- [What to work on] All records are to be retyped faithfully and completely.

- [Dataset records]
-- BEGIN --
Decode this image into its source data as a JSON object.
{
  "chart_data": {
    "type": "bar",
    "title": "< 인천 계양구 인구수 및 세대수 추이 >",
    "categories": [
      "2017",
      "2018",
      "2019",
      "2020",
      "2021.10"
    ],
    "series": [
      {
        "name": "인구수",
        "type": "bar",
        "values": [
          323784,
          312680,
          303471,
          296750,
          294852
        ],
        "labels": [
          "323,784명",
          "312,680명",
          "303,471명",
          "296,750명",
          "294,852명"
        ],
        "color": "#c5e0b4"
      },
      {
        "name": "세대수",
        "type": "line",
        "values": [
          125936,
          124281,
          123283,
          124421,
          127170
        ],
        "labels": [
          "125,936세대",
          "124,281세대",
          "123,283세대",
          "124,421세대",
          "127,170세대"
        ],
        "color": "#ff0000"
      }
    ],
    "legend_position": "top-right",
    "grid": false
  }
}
-- END --
- [Full answer]
Decode this image into its source data as a JSON object.
{
  "chart_data": {
    "type": "bar",
    "title": "< 인천 계양구 인구수 및 세대수 추이 >",
    "categories": [
      "2017",
      "2018",
      "2019",
      "2020",
      "2021.10"
    ],
    "series": [
      {
        "name": "인구수",
        "type": "bar",
        "values": [
          323784,
          312680,
          303471,
          296750,
          294852
        ],
        "labels": [
          "323,784명",
          "312,680명",
          "303,471명",
          "296,750명",
          "294,852명"
        ],
        "color": "#c5e0b4"
      },
      {
        "name": "세대수",
        "type": "line",
        "values": [
          125936,
          124281,
          123283,
          124421,
          127170
        ],
        "labels": [
          "125,936세대",
          "124,281세대",
          "123,283세대",
          "124,421세대",
          "127,170세대"
        ],
        "color": "#ff0000"
      }
    ],
    "legend_position": "top-right",
    "grid": false
  }
}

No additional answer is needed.